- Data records
......

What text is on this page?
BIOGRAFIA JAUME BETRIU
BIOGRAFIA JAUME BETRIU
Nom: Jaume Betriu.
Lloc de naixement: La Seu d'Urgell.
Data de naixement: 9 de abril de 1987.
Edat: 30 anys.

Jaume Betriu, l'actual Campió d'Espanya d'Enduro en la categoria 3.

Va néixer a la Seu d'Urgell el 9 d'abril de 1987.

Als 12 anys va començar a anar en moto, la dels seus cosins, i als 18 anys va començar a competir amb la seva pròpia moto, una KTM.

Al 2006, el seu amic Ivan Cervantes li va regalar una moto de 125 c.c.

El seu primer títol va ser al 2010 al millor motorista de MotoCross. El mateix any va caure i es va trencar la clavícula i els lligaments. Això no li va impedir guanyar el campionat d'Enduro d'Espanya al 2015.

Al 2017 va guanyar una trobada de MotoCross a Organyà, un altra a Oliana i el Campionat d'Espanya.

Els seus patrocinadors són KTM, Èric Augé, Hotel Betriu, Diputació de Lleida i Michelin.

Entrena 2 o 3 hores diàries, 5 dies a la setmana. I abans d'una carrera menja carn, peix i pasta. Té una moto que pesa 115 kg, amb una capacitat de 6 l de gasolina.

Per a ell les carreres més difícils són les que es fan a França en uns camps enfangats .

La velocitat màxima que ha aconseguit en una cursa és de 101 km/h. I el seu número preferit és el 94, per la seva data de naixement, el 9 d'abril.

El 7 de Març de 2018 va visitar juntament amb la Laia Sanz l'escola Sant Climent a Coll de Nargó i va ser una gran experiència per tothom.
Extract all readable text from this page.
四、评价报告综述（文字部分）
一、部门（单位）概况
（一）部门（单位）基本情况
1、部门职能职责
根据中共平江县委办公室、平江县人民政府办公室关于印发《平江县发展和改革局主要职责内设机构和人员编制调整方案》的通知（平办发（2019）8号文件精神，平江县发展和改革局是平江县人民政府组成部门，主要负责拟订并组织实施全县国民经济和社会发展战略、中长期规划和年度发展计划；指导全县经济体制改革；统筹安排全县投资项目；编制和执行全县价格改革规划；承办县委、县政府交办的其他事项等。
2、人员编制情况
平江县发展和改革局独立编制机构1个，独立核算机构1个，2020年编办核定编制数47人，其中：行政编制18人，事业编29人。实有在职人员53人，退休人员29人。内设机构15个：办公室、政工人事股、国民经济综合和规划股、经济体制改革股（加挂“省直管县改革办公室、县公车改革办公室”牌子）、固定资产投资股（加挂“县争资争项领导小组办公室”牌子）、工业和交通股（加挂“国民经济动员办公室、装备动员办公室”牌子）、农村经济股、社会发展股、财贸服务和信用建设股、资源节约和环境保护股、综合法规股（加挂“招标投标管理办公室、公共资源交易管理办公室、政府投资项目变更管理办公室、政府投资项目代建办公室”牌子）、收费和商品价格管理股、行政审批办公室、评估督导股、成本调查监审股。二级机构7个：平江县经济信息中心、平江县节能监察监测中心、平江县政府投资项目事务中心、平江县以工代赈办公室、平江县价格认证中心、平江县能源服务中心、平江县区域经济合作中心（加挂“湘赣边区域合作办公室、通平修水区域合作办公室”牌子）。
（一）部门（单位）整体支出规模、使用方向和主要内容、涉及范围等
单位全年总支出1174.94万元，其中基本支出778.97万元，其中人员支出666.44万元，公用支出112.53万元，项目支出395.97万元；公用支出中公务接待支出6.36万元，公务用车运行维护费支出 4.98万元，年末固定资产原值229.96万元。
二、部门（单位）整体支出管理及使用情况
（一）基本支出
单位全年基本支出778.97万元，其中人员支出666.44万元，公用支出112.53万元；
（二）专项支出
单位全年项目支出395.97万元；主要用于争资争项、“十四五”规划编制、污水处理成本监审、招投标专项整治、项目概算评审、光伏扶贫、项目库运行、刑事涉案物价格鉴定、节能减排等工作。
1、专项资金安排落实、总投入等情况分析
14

......

- TO DO
Output all of the material exactly as written.

- EXERCISE OUTPUT
What text is on this page?
BIOGRAFIA JAUME BETRIU
BIOGRAFIA JAUME BETRIU
Nom: Jaume Betriu.
Lloc de naixement: La Seu d'Urgell.
Data de naixement: 9 de abril de 1987.
Edat: 30 anys.

Jaume Betriu, l'actual Campió d'Espanya d'Enduro en la categoria 3.

Va néixer a la Seu d'Urgell el 9 d'abril de 1987.

Als 12 anys va començar a anar en moto, la dels seus cosins, i als 18 anys va començar a competir amb la seva pròpia moto, una KTM.

Al 2006, el seu amic Ivan Cervantes li va regalar una moto de 125 c.c.

El seu primer títol va ser al 2010 al millor motorista de MotoCross. El mateix any va caure i es va trencar la clavícula i els lligaments. Això no li va impedir guanyar el campionat d'Enduro d'Espanya al 2015.

Al 2017 va guanyar una trobada de MotoCross a Organyà, un altra a Oliana i el Campionat d'Espanya.

Els seus patrocinadors són KTM, Èric Augé, Hotel Betriu, Diputació de Lleida i Michelin.

Entrena 2 o 3 hores diàries, 5 dies a la setmana. I abans d'una carrera menja carn, peix i pasta. Té una moto que pesa 115 kg, amb una capacitat de 6 l de gasolina.

Per a ell les carreres més difícils són les que es fan a França en uns camps enfangats .

La velocitat màxima que ha aconseguit en una cursa és de 101 km/h. I el seu número preferit és el 94, per la seva data de naixement, el 9 d'abril.

El 7 de Març de 2018 va visitar juntament amb la Laia Sanz l'escola Sant Climent a Coll de Nargó i va ser una gran experiència per tothom.
Extract all readable text from this page.
四、评价报告综述（文字部分）
一、部门（单位）概况
（一）部门（单位）基本情况
1、部门职能职责
根据中共平江县委办公室、平江县人民政府办公室关于印发《平江县发展和改革局主要职责内设机构和人员编制调整方案》的通知（平办发（2019）8号文件精神，平江县发展和改革局是平江县人民政府组成部门，主要负责拟订并组织实施全县国民经济和社会发展战略、中长期规划和年度发展计划；指导全县经济体制改革；统筹安排全县投资项目；编制和执行全县价格改革规划；承办县委、县政府交办的其他事项等。
2、人员编制情况
平江县发展和改革局独立编制机构1个，独立核算机构1个，2020年编办核定编制数47人，其中：行政编制18人，事业编29人。实有在职人员53人，退休人员29人。内设机构15个：办公室、政工人事股、国民经济综合和规划股、经济体制改革股（加挂“省直管县改革办公室、县公车改革办公室”牌子）、固定资产投资股（加挂“县争资争项领导小组办公室”牌子）、工业和交通股（加挂“国民经济动员办公室、装备动员办公室”牌子）、农村经济股、社会发展股、财贸服务和信用建设股、资源节约和环境保护股、综合法规股（加挂“招标投标管理办公室、公共资源交易管理办公室、政府投资项目变更管理办公室、政府投资项目代建办公室”牌子）、收费和商品价格管理股、行政审批办公室、评估督导股、成本调查监审股。二级机构7个：平江县经济信息中心、平江县节能监察监测中心、平江县政府投资项目事务中心、平江县以工代赈办公室、平江县价格认证中心、平江县能源服务中心、平江县区域经济合作中心（加挂“湘赣边区域合作办公室、通平修水区域合作办公室”牌子）。
（一）部门（单位）整体支出规模、使用方向和主要内容、涉及范围等
单位全年总支出1174.94万元，其中基本支出778.97万元，其中人员支出666.44万元，公用支出112.53万元，项目支出395.97万元；公用支出中公务接待支出6.36万元，公务用车运行维护费支出 4.98万元，年末固定资产原值229.96万元。
二、部门（单位）整体支出管理及使用情况
（一）基本支出
单位全年基本支出778.97万元，其中人员支出666.44万元，公用支出112.53万元；
（二）专项支出
单位全年项目支出395.97万元；主要用于争资争项、“十四五”规划编制、污水处理成本监审、招投标专项整治、项目概算评审、光伏扶贫、项目库运行、刑事涉案物价格鉴定、节能减排等工作。
1、专项资金安排落实、总投入等情况分析
14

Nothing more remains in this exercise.